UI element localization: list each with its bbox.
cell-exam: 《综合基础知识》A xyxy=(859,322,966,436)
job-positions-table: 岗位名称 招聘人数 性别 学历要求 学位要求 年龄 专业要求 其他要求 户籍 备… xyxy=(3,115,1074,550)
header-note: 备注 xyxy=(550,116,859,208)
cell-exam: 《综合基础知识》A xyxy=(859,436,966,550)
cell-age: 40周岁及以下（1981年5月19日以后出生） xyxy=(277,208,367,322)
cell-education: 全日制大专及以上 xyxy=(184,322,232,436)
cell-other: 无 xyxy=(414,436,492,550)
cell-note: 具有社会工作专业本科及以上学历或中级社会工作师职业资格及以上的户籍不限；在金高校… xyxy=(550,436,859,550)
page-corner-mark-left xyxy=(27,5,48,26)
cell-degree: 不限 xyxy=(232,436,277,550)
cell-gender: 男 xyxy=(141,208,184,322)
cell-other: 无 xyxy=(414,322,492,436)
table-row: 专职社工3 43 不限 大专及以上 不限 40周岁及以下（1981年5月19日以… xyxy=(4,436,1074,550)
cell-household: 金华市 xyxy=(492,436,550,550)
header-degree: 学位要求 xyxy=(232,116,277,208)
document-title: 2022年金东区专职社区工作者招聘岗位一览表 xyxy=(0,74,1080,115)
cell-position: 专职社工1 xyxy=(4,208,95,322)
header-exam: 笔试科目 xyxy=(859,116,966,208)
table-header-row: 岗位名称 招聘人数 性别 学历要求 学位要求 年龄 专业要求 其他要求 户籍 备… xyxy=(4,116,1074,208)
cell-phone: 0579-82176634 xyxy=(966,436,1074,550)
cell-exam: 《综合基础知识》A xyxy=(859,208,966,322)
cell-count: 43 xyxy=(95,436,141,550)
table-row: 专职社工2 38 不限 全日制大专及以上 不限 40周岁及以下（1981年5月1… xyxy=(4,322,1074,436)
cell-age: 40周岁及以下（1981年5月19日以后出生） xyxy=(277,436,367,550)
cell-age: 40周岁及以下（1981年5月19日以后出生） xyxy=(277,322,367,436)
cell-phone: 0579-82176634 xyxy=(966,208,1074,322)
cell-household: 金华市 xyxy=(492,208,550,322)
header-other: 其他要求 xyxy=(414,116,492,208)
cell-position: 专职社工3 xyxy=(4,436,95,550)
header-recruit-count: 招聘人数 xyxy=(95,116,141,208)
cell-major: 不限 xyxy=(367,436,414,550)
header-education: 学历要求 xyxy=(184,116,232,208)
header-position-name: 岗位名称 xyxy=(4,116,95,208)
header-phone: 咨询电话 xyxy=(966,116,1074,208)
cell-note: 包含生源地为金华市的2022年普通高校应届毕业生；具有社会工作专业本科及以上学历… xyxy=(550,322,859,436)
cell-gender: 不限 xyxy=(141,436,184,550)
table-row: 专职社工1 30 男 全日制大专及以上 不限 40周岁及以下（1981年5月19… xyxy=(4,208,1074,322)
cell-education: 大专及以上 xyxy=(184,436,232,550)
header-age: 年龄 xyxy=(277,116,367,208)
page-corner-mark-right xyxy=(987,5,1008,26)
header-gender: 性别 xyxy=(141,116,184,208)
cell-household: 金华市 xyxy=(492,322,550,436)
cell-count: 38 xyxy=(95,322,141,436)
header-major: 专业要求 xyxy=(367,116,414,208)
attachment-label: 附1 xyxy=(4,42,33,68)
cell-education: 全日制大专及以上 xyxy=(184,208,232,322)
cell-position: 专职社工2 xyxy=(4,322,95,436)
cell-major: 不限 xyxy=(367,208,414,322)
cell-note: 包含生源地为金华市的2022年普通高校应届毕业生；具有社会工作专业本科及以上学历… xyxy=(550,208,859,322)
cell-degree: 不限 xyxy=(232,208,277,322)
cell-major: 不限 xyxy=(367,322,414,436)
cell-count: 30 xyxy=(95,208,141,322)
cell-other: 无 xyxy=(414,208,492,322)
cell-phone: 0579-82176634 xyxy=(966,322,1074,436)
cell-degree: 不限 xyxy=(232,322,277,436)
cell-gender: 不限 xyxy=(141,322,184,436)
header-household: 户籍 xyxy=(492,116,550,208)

:::

◆ BRIEF ◆
Retype each of the items above character for character, keeping every line in its original order.

◆ ANSWER TO THIS TASK ◆
UI element localization: list each with its bbox.
cell-exam: 《综合基础知识》A xyxy=(859,322,966,436)
job-positions-table: 岗位名称 招聘人数 性别 学历要求 学位要求 年龄 专业要求 其他要求 户籍 备… xyxy=(3,115,1074,550)
header-note: 备注 xyxy=(550,116,859,208)
cell-exam: 《综合基础知识》A xyxy=(859,436,966,550)
cell-age: 40周岁及以下（1981年5月19日以后出生） xyxy=(277,208,367,322)
cell-education: 全日制大专及以上 xyxy=(184,322,232,436)
cell-other: 无 xyxy=(414,436,492,550)
cell-note: 具有社会工作专业本科及以上学历或中级社会工作师职业资格及以上的户籍不限；在金高校… xyxy=(550,436,859,550)
page-corner-mark-left xyxy=(27,5,48,26)
cell-degree: 不限 xyxy=(232,436,277,550)
cell-gender: 男 xyxy=(141,208,184,322)
cell-other: 无 xyxy=(414,322,492,436)
table-row: 专职社工3 43 不限 大专及以上 不限 40周岁及以下（1981年5月19日以… xyxy=(4,436,1074,550)
cell-household: 金华市 xyxy=(492,436,550,550)
header-degree: 学位要求 xyxy=(232,116,277,208)
document-title: 2022年金东区专职社区工作者招聘岗位一览表 xyxy=(0,74,1080,115)
cell-position: 专职社工1 xyxy=(4,208,95,322)
header-exam: 笔试科目 xyxy=(859,116,966,208)
table-header-row: 岗位名称 招聘人数 性别 学历要求 学位要求 年龄 专业要求 其他要求 户籍 备… xyxy=(4,116,1074,208)
cell-phone: 0579-82176634 xyxy=(966,436,1074,550)
cell-exam: 《综合基础知识》A xyxy=(859,208,966,322)
cell-count: 43 xyxy=(95,436,141,550)
table-row: 专职社工2 38 不限 全日制大专及以上 不限 40周岁及以下（1981年5月1… xyxy=(4,322,1074,436)
cell-age: 40周岁及以下（1981年5月19日以后出生） xyxy=(277,436,367,550)
cell-age: 40周岁及以下（1981年5月19日以后出生） xyxy=(277,322,367,436)
cell-phone: 0579-82176634 xyxy=(966,208,1074,322)
cell-household: 金华市 xyxy=(492,208,550,322)
header-other: 其他要求 xyxy=(414,116,492,208)
cell-position: 专职社工3 xyxy=(4,436,95,550)
header-recruit-count: 招聘人数 xyxy=(95,116,141,208)
cell-major: 不限 xyxy=(367,436,414,550)
header-education: 学历要求 xyxy=(184,116,232,208)
header-position-name: 岗位名称 xyxy=(4,116,95,208)
header-phone: 咨询电话 xyxy=(966,116,1074,208)
cell-note: 包含生源地为金华市的2022年普通高校应届毕业生；具有社会工作专业本科及以上学历… xyxy=(550,322,859,436)
cell-gender: 不限 xyxy=(141,436,184,550)
table-row: 专职社工1 30 男 全日制大专及以上 不限 40周岁及以下（1981年5月19… xyxy=(4,208,1074,322)
cell-education: 大专及以上 xyxy=(184,436,232,550)
header-age: 年龄 xyxy=(277,116,367,208)
page-corner-mark-right xyxy=(987,5,1008,26)
header-gender: 性别 xyxy=(141,116,184,208)
cell-household: 金华市 xyxy=(492,322,550,436)
cell-count: 38 xyxy=(95,322,141,436)
header-major: 专业要求 xyxy=(367,116,414,208)
attachment-label: 附1 xyxy=(4,42,33,68)
cell-education: 全日制大专及以上 xyxy=(184,208,232,322)
cell-position: 专职社工2 xyxy=(4,322,95,436)
cell-major: 不限 xyxy=(367,208,414,322)
cell-note: 包含生源地为金华市的2022年普通高校应届毕业生；具有社会工作专业本科及以上学历… xyxy=(550,208,859,322)
cell-degree: 不限 xyxy=(232,208,277,322)
cell-major: 不限 xyxy=(367,322,414,436)
cell-count: 30 xyxy=(95,208,141,322)
cell-other: 无 xyxy=(414,208,492,322)
cell-phone: 0579-82176634 xyxy=(966,322,1074,436)
cell-degree: 不限 xyxy=(232,322,277,436)
cell-gender: 不限 xyxy=(141,322,184,436)
header-household: 户籍 xyxy=(492,116,550,208)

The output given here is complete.